* Description of the task:
Copy the records below exactly as they are written.

* Entries supplied:

##########

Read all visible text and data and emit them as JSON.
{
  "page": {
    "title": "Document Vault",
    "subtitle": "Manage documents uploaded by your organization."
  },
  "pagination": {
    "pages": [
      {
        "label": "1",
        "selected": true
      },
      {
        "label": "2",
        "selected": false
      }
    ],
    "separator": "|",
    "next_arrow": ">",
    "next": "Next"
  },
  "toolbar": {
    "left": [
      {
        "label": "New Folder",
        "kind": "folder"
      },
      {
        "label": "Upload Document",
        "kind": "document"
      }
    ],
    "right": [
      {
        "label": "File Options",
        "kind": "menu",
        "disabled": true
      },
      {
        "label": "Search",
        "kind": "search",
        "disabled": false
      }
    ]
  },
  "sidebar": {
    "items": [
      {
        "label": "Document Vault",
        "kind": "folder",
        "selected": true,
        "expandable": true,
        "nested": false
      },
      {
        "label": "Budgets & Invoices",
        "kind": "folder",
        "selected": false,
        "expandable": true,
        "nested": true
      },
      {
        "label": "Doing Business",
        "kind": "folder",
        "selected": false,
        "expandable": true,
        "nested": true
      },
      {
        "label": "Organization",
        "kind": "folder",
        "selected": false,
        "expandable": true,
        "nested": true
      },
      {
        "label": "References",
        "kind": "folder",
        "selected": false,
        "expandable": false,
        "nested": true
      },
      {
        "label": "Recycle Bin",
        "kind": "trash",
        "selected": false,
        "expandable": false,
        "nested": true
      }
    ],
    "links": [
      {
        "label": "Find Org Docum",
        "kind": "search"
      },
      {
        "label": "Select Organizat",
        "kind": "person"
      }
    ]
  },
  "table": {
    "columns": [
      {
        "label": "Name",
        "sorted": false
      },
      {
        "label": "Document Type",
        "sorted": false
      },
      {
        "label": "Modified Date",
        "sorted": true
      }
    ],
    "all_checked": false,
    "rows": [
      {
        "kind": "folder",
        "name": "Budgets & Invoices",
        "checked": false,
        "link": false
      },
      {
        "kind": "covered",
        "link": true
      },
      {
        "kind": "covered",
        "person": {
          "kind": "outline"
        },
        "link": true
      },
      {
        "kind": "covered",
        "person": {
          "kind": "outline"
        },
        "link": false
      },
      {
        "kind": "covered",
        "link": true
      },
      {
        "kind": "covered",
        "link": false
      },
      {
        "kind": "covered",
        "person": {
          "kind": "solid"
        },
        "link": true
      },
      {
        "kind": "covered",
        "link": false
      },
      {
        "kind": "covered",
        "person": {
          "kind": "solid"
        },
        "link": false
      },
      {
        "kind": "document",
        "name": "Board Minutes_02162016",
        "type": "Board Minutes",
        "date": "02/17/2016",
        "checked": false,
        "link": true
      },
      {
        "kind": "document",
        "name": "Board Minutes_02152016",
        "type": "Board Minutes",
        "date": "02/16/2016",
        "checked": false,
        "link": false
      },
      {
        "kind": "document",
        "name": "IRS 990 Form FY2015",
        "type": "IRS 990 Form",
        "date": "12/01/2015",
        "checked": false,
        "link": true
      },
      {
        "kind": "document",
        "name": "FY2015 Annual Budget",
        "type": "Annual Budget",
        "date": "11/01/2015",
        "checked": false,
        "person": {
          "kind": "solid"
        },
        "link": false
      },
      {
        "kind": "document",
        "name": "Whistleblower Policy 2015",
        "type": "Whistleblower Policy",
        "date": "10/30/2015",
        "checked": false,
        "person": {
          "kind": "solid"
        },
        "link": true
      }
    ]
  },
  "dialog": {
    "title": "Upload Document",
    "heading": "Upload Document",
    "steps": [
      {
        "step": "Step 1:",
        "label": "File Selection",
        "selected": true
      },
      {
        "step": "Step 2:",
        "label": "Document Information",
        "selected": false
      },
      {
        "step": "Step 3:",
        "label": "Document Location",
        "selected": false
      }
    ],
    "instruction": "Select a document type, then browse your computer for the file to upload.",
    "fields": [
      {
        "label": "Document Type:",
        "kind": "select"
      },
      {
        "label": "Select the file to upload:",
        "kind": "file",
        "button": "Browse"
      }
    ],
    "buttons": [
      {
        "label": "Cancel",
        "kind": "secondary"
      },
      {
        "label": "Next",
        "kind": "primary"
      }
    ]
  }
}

##########

* Worked answer:
Read all visible text and data and emit them as JSON.
{
  "page": {
    "title": "Document Vault",
    "subtitle": "Manage documents uploaded by your organization."
  },
  "pagination": {
    "pages": [
      {
        "label": "1",
        "selected": true
      },
      {
        "label": "2",
        "selected": false
      }
    ],
    "separator": "|",
    "next_arrow": ">",
    "next": "Next"
  },
  "toolbar": {
    "left": [
      {
        "label": "New Folder",
        "kind": "folder"
      },
      {
        "label": "Upload Document",
        "kind": "document"
      }
    ],
    "right": [
      {
        "label": "File Options",
        "kind": "menu",
        "disabled": true
      },
      {
        "label": "Search",
        "kind": "search",
        "disabled": false
      }
    ]
  },
  "sidebar": {
    "items": [
      {
        "label": "Document Vault",
        "kind": "folder",
        "selected": true,
        "expandable": true,
        "nested": false
      },
      {
        "label": "Budgets & Invoices",
        "kind": "folder",
        "selected": false,
        "expandable": true,
        "nested": true
      },
      {
        "label": "Doing Business",
        "kind": "folder",
        "selected": false,
        "expandable": true,
        "nested": true
      },
      {
        "label": "Organization",
        "kind": "folder",
        "selected": false,
        "expandable": true,
        "nested": true
      },
      {
        "label": "References",
        "kind": "folder",
        "selected": false,
        "expandable": false,
        "nested": true
      },
      {
        "label": "Recycle Bin",
        "kind": "trash",
        "selected": false,
        "expandable": false,
        "nested": true
      }
    ],
    "links": [
      {
        "label": "Find Org Docum",
        "kind": "search"
      },
      {
        "label": "Select Organizat",
        "kind": "person"
      }
    ]
  },
  "table": {
    "columns": [
      {
        "label": "Name",
        "sorted": false
      },
      {
        "label": "Document Type",
        "sorted": false
      },
      {
        "label": "Modified Date",
        "sorted": true
      }
    ],
    "all_checked": false,
    "rows": [
      {
        "kind": "folder",
        "name": "Budgets & Invoices",
        "checked": false,
        "link": false
      },
      {
        "kind": "covered",
        "link": true
      },
      {
        "kind": "covered",
        "person": {
          "kind": "outline"
        },
        "link": true
      },
      {
        "kind": "covered",
        "person": {
          "kind": "outline"
        },
        "link": false
      },
      {
        "kind": "covered",
        "link": true
      },
      {
        "kind": "covered",
        "link": false
      },
      {
        "kind": "covered",
        "person": {
          "kind": "solid"
        },
        "link": true
      },
      {
        "kind": "covered",
        "link": false
      },
      {
        "kind": "covered",
        "person": {
          "kind": "solid"
        },
        "link": false
      },
      {
        "kind": "document",
        "name": "Board Minutes_02162016",
        "type": "Board Minutes",
        "date": "02/17/2016",
        "checked": false,
        "link": true
      },
      {
        "kind": "document",
        "name": "Board Minutes_02152016",
        "type": "Board Minutes",
        "date": "02/16/2016",
        "checked": false,
        "link": false
      },
      {
        "kind": "document",
        "name": "IRS 990 Form FY2015",
        "type": "IRS 990 Form",
        "date": "12/01/2015",
        "checked": false,
        "link": true
      },
      {
        "kind": "document",
        "name": "FY2015 Annual Budget",
        "type": "Annual Budget",
        "date": "11/01/2015",
        "checked": false,
        "person": {
          "kind": "solid"
        },
        "link": false
      },
      {
        "kind": "document",
        "name": "Whistleblower Policy 2015",
        "type": "Whistleblower Policy",
        "date": "10/30/2015",
        "checked": false,
        "person": {
          "kind": "solid"
        },
        "link": true
      }
    ]
  },
  "dialog": {
    "title": "Upload Document",
    "heading": "Upload Document",
    "steps": [
      {
        "step": "Step 1:",
        "label": "File Selection",
        "selected": true
      },
      {
        "step": "Step 2:",
        "label": "Document Information",
        "selected": false
      },
      {
        "step": "Step 3:",
        "label": "Document Location",
        "selected": false
      }
    ],
    "instruction": "Select a document type, then browse your computer for the file to upload.",
    "fields": [
      {
        "label": "Document Type:",
        "kind": "select"
      },
      {
        "label": "Select the file to upload:",
        "kind": "file",
        "button": "Browse"
      }
    ],
    "buttons": [
      {
        "label": "Cancel",
        "kind": "secondary"
      },
      {
        "label": "Next",
        "kind": "primary"
      }
    ]
  }
}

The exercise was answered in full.